## DATA SUPPLIED:

'''

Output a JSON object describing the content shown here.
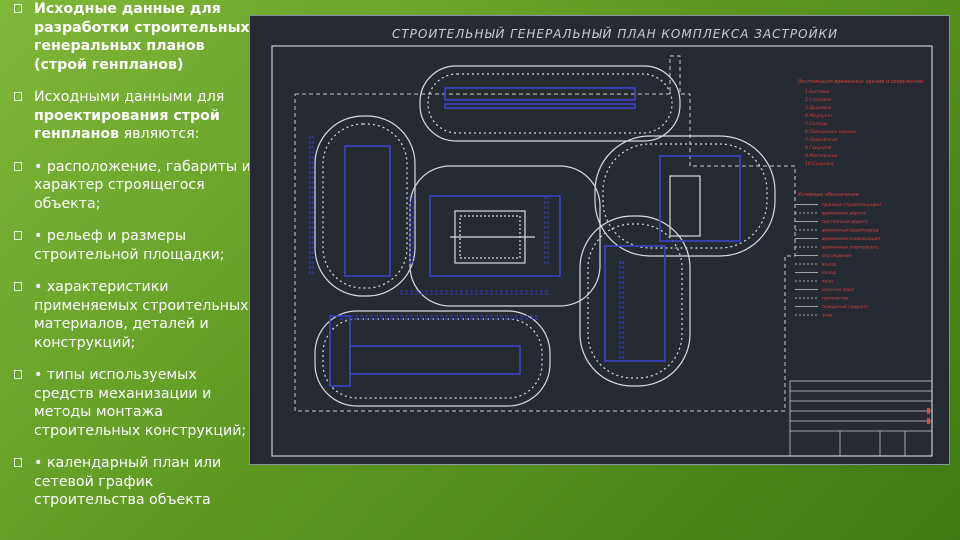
{
  "slide": {
    "bullets": [
      {
        "parts": [
          {
            "bold": true,
            "text": "Исходные данные для разработки строительных генеральных планов (строй генпланов)"
          }
        ]
      },
      {
        "parts": [
          {
            "bold": false,
            "text": "Исходными данными для "
          },
          {
            "bold": true,
            "text": "проектирования строй генпланов"
          },
          {
            "bold": false,
            "text": " являются:"
          }
        ]
      },
      {
        "parts": [
          {
            "bold": false,
            "text": "• расположение, габариты и характер строящегося объекта;"
          }
        ]
      },
      {
        "parts": [
          {
            "bold": false,
            "text": "• рельеф и размеры строительной площадки;"
          }
        ]
      },
      {
        "parts": [
          {
            "bold": false,
            "text": "• характеристики применяемых строительных материалов, деталей и конструкций;"
          }
        ]
      },
      {
        "parts": [
          {
            "bold": false,
            "text": "• типы используемых средств механизации и методы монтажа строительных конструкций;"
          }
        ]
      },
      {
        "parts": [
          {
            "bold": false,
            "text": "• календарный план или сетевой график строительства объекта"
          }
        ]
      }
    ]
  },
  "drawing": {
    "title": "СТРОИТЕЛЬНЫЙ ГЕНЕРАЛЬНЫЙ ПЛАН КОМПЛЕКСА ЗАСТРОЙКИ",
    "legend_title": "Экспликация временных зданий и сооружений",
    "legend_items": [
      "Бытовки",
      "Столовая",
      "Душевые",
      "Медпункт",
      "Склады",
      "Помещение охраны",
      "Прорабская",
      "Гардероб",
      "Мастерские",
      "Сушилка"
    ],
    "symbols_title": "Условные обозначения",
    "symbols": [
      "граница стройплощадки",
      "временная дорога",
      "постоянная дорога",
      "временный водопровод",
      "временная канализация",
      "временная электросеть",
      "ограждение",
      "въезд",
      "склад",
      "кран",
      "опасная зона",
      "прожектор",
      "пожарный гидрант",
      "знак"
    ],
    "colors": {
      "background": "#252a33",
      "lines": "#c9cbd4",
      "blue": "#3a43c8",
      "red": "#d8423a"
    }
  }
}
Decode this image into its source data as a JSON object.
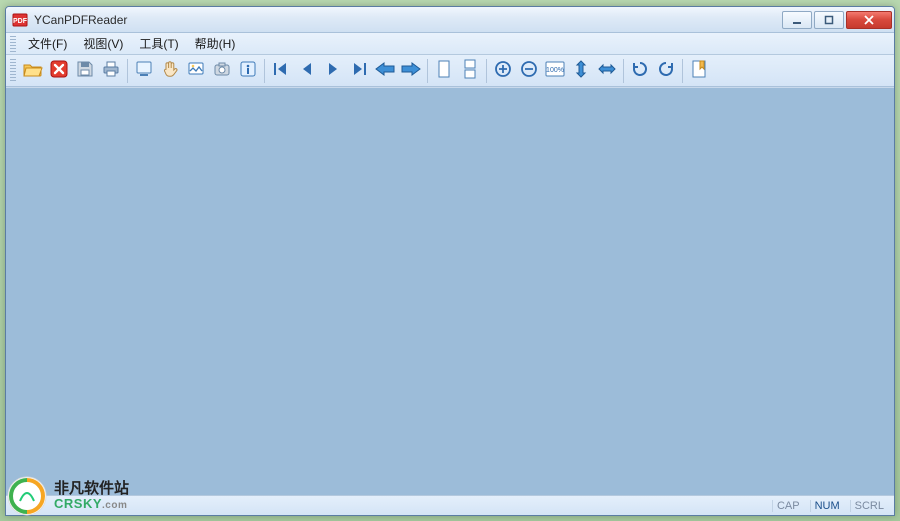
{
  "window": {
    "title": "YCanPDFReader"
  },
  "menu": {
    "file": "文件(F)",
    "view": "视图(V)",
    "tools": "工具(T)",
    "help": "帮助(H)"
  },
  "toolbar": {
    "open": "open",
    "close": "close",
    "save": "save",
    "print": "print",
    "select_tool": "select",
    "hand_tool": "hand",
    "snapshot": "snapshot",
    "camera": "camera",
    "info": "info",
    "first_page": "first",
    "prev_page": "prev",
    "next_page": "next",
    "last_page": "last",
    "back": "back",
    "forward": "forward",
    "single_page": "single",
    "continuous": "continuous",
    "zoom_in": "zoom-in",
    "zoom_out": "zoom-out",
    "actual_size": "100%",
    "fit_height": "fit-height",
    "fit_width": "fit-width",
    "rotate_left": "rotate-left",
    "rotate_right": "rotate-right",
    "bookmark": "bookmark"
  },
  "status": {
    "cap": "CAP",
    "num": "NUM",
    "scrl": "SCRL"
  },
  "watermark": {
    "cn": "非凡软件站",
    "en": "CRSKY",
    "suffix": ".com"
  }
}
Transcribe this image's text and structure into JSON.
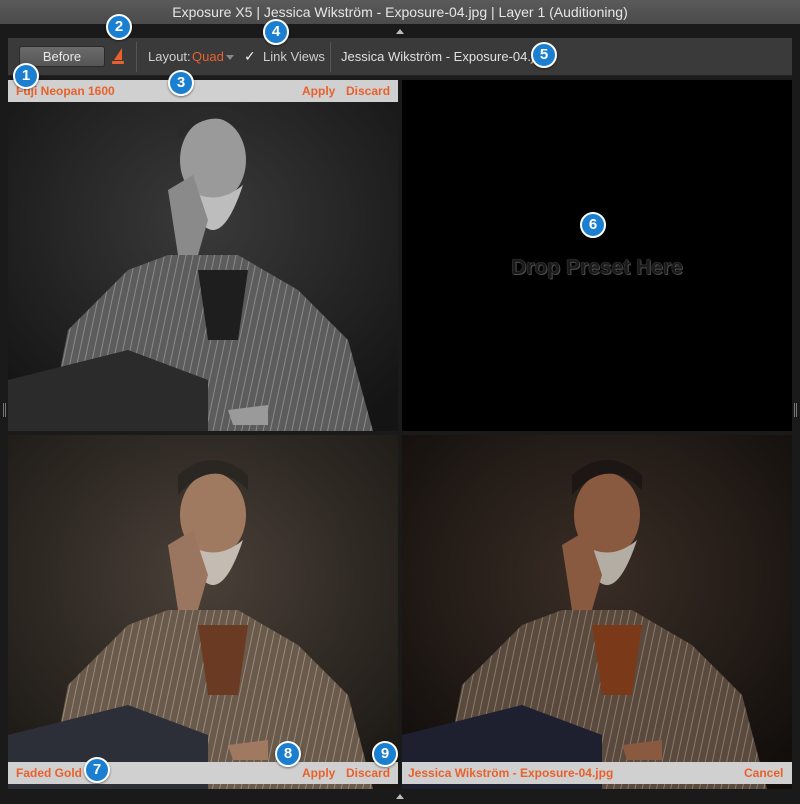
{
  "window": {
    "title": "Exposure X5 | Jessica Wikström - Exposure-04.jpg | Layer 1 (Auditioning)"
  },
  "toolbar": {
    "before_label": "Before",
    "layout_label": "Layout:",
    "layout_value": "Quad",
    "link_views_check": "✓",
    "link_views_label": "Link Views",
    "filename": "Jessica Wikström - Exposure-04.jpg"
  },
  "panes": {
    "top_left": {
      "preset": "Fuji Neopan 1600",
      "apply": "Apply",
      "discard": "Discard"
    },
    "top_right": {
      "drop_text": "Drop Preset Here"
    },
    "bottom_left": {
      "preset": "Faded Gold",
      "apply": "Apply",
      "discard": "Discard"
    },
    "bottom_right": {
      "label": "Jessica Wikström - Exposure-04.jpg",
      "cancel": "Cancel"
    }
  },
  "callouts": [
    "1",
    "2",
    "3",
    "4",
    "5",
    "6",
    "7",
    "8",
    "9"
  ],
  "colors": {
    "accent": "#e8612c",
    "callout": "#1a7fd0",
    "bar": "#d0d0d0"
  }
}
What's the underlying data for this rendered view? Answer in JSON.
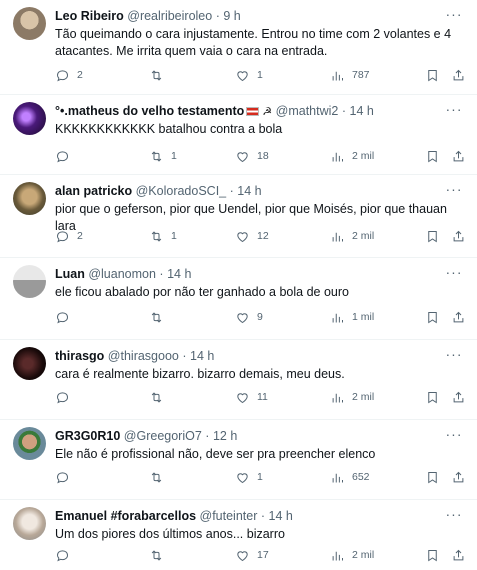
{
  "tweets": [
    {
      "name": "Leo Ribeiro",
      "handle": "@realribeiroleo",
      "time": "9 h",
      "text": "Tão queimando o cara injustamente. Entrou no time com 2 volantes e 4 atacantes. Me irrita quem vaia o cara na entrada.",
      "replies": "2",
      "retweets": "",
      "likes": "1",
      "views": "787",
      "avatar_color": "#b8a58c"
    },
    {
      "name": "°•.matheus do velho testamento",
      "handle": "@mathtwi2",
      "time": "14 h",
      "text": "KKKKKKKKKKKK batalhou contra a bola",
      "replies": "",
      "retweets": "1",
      "likes": "18",
      "views": "2 mil",
      "avatar_color": "#5a2a8a"
    },
    {
      "name": "alan patricko",
      "handle": "@KoloradoSCI_",
      "time": "14 h",
      "text": "pior que o geferson, pior que Uendel, pior que Moisés, pior que thauan lara",
      "replies": "2",
      "retweets": "1",
      "likes": "12",
      "views": "2 mil",
      "avatar_color": "#8a7a5a"
    },
    {
      "name": "Luan",
      "handle": "@luanomon",
      "time": "14 h",
      "text": "ele ficou abalado por não ter ganhado a bola de ouro",
      "replies": "",
      "retweets": "",
      "likes": "9",
      "views": "1 mil",
      "avatar_color": "#c9c9c9"
    },
    {
      "name": "thirasgo",
      "handle": "@thirasgooo",
      "time": "14 h",
      "text": "cara é realmente bizarro. bizarro demais, meu deus.",
      "replies": "",
      "retweets": "",
      "likes": "11",
      "views": "2 mil",
      "avatar_color": "#2a1a1a"
    },
    {
      "name": "GR3G0R10",
      "handle": "@GreegoriO7",
      "time": "12 h",
      "text": "Ele não é profissional não, deve ser pra preencher elenco",
      "replies": "",
      "retweets": "",
      "likes": "1",
      "views": "652",
      "avatar_color": "#a0785a"
    },
    {
      "name": "Emanuel #forabarcellos",
      "handle": "@futeinter",
      "time": "14 h",
      "text": "Um dos piores dos últimos anos... bizarro",
      "replies": "",
      "retweets": "",
      "likes": "17",
      "views": "2 mil",
      "avatar_color": "#d8d0c8"
    }
  ]
}
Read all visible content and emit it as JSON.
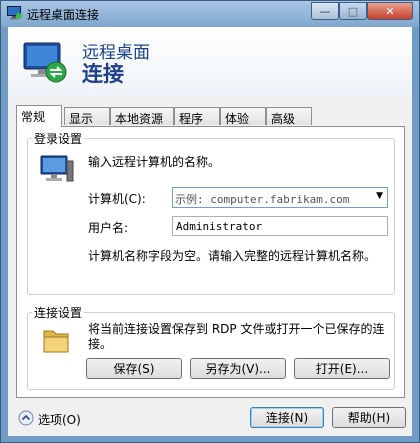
{
  "window": {
    "title": "远程桌面连接"
  },
  "titlebar_buttons": {
    "minimize": "—",
    "maximize": "□",
    "close": "✕"
  },
  "header": {
    "line1": "远程桌面",
    "line2": "连接"
  },
  "tabs": [
    {
      "label": "常规",
      "active": true
    },
    {
      "label": "显示"
    },
    {
      "label": "本地资源"
    },
    {
      "label": "程序"
    },
    {
      "label": "体验"
    },
    {
      "label": "高级"
    }
  ],
  "login": {
    "group_label": "登录设置",
    "instruction": "输入远程计算机的名称。",
    "computer_label": "计算机(C):",
    "computer_placeholder": "示例: computer.fabrikam.com",
    "username_label": "用户名:",
    "username_value": "Administrator",
    "message": "计算机名称字段为空。请输入完整的远程计算机名称。"
  },
  "connection": {
    "group_label": "连接设置",
    "description_line1": "将当前连接设置保存到 RDP 文件或打开一个已保存的连",
    "description_line2": "接。",
    "save_button": "保存(S)",
    "save_as_button": "另存为(V)...",
    "open_button": "打开(E)..."
  },
  "footer": {
    "options_label": "选项(O)",
    "connect_button": "连接(N)",
    "help_button": "帮助(H)"
  },
  "colors": {
    "title_bar": "#7ea6cf",
    "header_text": "#1e3f8a",
    "close_button": "#c7402c"
  }
}
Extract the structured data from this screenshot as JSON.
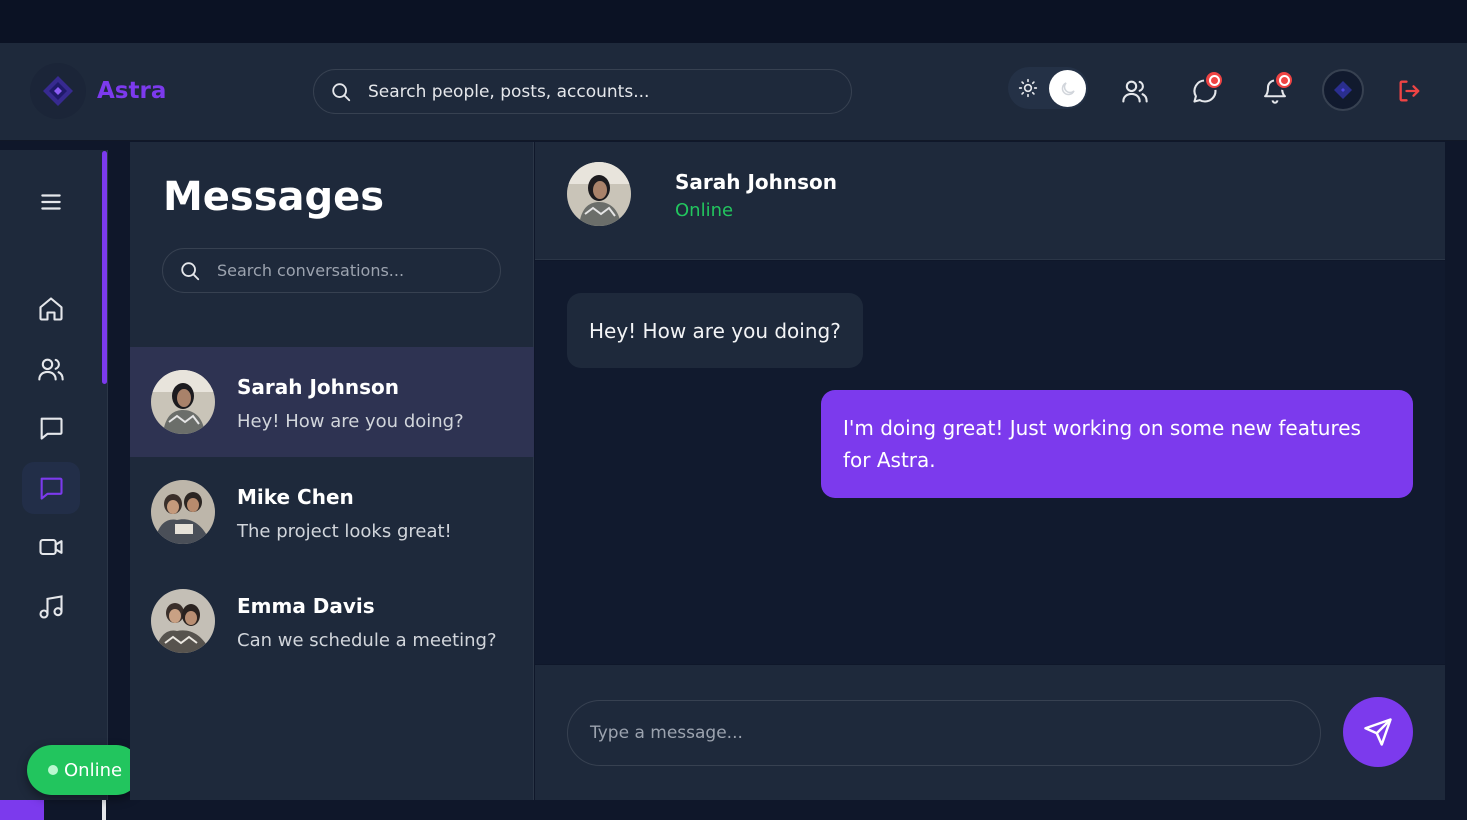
{
  "app": {
    "name": "Astra"
  },
  "header": {
    "search_placeholder": "Search people, posts, accounts...",
    "theme": "dark",
    "icons": [
      "sun-icon",
      "moon-icon",
      "friends-icon",
      "chat-notification-icon",
      "bell-icon",
      "profile-avatar",
      "logout-icon"
    ]
  },
  "sidebar": {
    "items": [
      {
        "icon": "menu-icon"
      },
      {
        "icon": "home-icon"
      },
      {
        "icon": "users-icon"
      },
      {
        "icon": "comment-icon"
      },
      {
        "icon": "messages-icon",
        "active": true
      },
      {
        "icon": "video-icon"
      },
      {
        "icon": "music-icon"
      }
    ],
    "status_label": "Online"
  },
  "conversations": {
    "title": "Messages",
    "search_placeholder": "Search conversations...",
    "items": [
      {
        "name": "Sarah Johnson",
        "preview": "Hey! How are you doing?",
        "active": true
      },
      {
        "name": "Mike Chen",
        "preview": "The project looks great!"
      },
      {
        "name": "Emma Davis",
        "preview": "Can we schedule a meeting?"
      }
    ]
  },
  "chat": {
    "contact_name": "Sarah Johnson",
    "contact_status": "Online",
    "messages": [
      {
        "direction": "incoming",
        "text": "Hey! How are you doing?"
      },
      {
        "direction": "outgoing",
        "text": "I'm doing great! Just working on some new features for Astra."
      }
    ],
    "input_placeholder": "Type a message..."
  },
  "colors": {
    "accent": "#7c3aed",
    "online": "#22c55e",
    "badge": "#ef4444",
    "logout": "#ef4444"
  }
}
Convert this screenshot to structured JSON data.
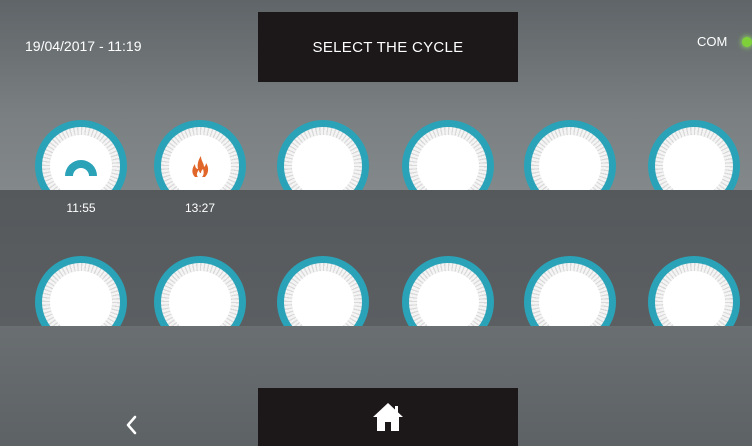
{
  "header": {
    "datetime": "19/04/2017 - 11:19",
    "title": "SELECT THE CYCLE",
    "com_label": "COM",
    "com_status_color": "#7fd13a"
  },
  "cycles_row1": [
    {
      "icon": "arch-icon",
      "time": "11:55"
    },
    {
      "icon": "flame-icon",
      "time": "13:27"
    },
    {
      "icon": "",
      "time": ""
    },
    {
      "icon": "",
      "time": ""
    },
    {
      "icon": "",
      "time": ""
    },
    {
      "icon": "",
      "time": ""
    }
  ],
  "cycles_row2": [
    {
      "icon": "",
      "time": ""
    },
    {
      "icon": "",
      "time": ""
    },
    {
      "icon": "",
      "time": ""
    },
    {
      "icon": "",
      "time": ""
    },
    {
      "icon": "",
      "time": ""
    },
    {
      "icon": "",
      "time": ""
    }
  ],
  "footer": {
    "back_icon": "chevron-left-icon",
    "home_icon": "home-icon"
  },
  "colors": {
    "dial_ring": "#2aa3b8",
    "arch_icon": "#2aa3b8",
    "flame_icon": "#e0662a"
  }
}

'''

## EXERCISE DETAILS:
Copy every line in the entries above that has the string "image" in it.

## EXERCISE SOLUTION:
Decode this image into its source data as a JSON object.
Transcribe this image's text and structure into JSON.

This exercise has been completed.